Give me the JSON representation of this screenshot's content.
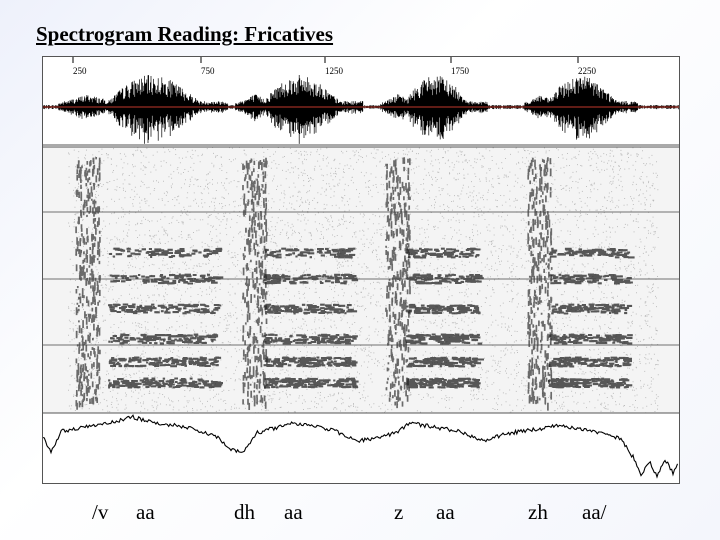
{
  "slide": {
    "title": "Spectrogram Reading: Fricatives"
  },
  "time_axis": {
    "ticks": [
      "250",
      "750",
      "1250",
      "1750",
      "2250"
    ]
  },
  "phonemes": [
    {
      "label": "/v",
      "key": "v"
    },
    {
      "label": "aa",
      "key": "aa"
    },
    {
      "label": "dh",
      "key": "dh"
    },
    {
      "label": "aa",
      "key": "aa"
    },
    {
      "label": "z",
      "key": "z"
    },
    {
      "label": "aa",
      "key": "aa"
    },
    {
      "label": "zh",
      "key": "zh"
    },
    {
      "label": "aa/",
      "key": "aa"
    }
  ],
  "colors": {
    "waveform": "#000000",
    "baseline": "#c0392b",
    "spectrogram_ink": "#1a1a1a",
    "grid": "#444444",
    "frame": "#555555"
  },
  "figure_panels": [
    "waveform",
    "spectrogram",
    "energy-contour"
  ]
}
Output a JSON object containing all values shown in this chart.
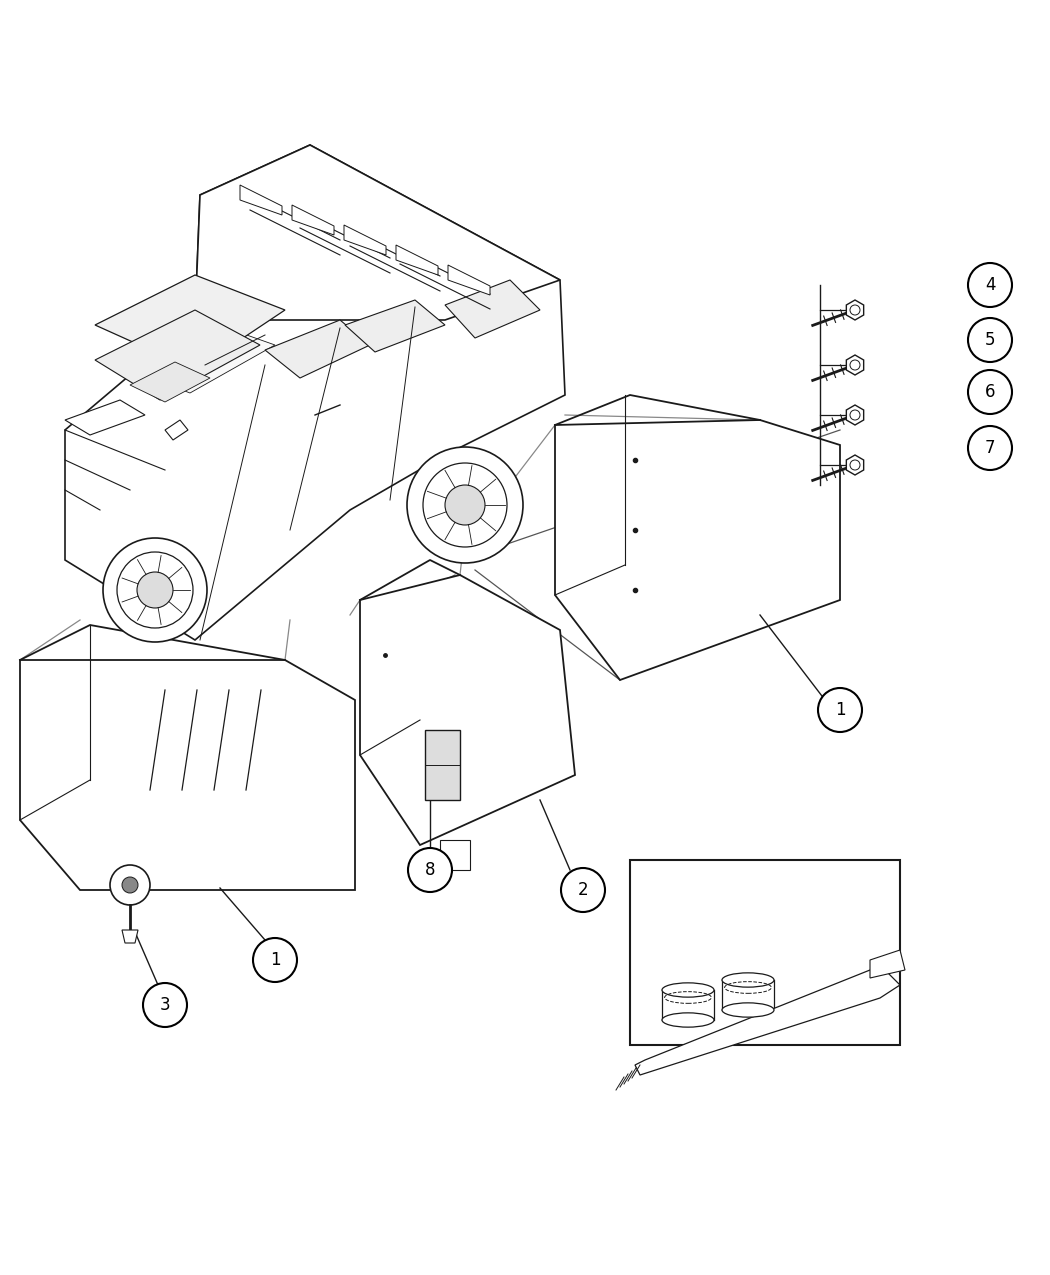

_Requirements_: Output, exactly, all the records above; include no pictures.

_Reply to the exercise_:
Give me the JSON representation of this screenshot's content.
{
  "slide": {
    "title": "Spectrogram Reading: Fricatives"
  },
  "time_axis": {
    "ticks": [
      "250",
      "750",
      "1250",
      "1750",
      "2250"
    ]
  },
  "phonemes": [
    {
      "label": "/v",
      "key": "v"
    },
    {
      "label": "aa",
      "key": "aa"
    },
    {
      "label": "dh",
      "key": "dh"
    },
    {
      "label": "aa",
      "key": "aa"
    },
    {
      "label": "z",
      "key": "z"
    },
    {
      "label": "aa",
      "key": "aa"
    },
    {
      "label": "zh",
      "key": "zh"
    },
    {
      "label": "aa/",
      "key": "aa"
    }
  ],
  "colors": {
    "waveform": "#000000",
    "baseline": "#c0392b",
    "spectrogram_ink": "#1a1a1a",
    "grid": "#444444",
    "frame": "#555555"
  },
  "figure_panels": [
    "waveform",
    "spectrogram",
    "energy-contour"
  ]
}
Output a JSON object containing all values shown in this chart.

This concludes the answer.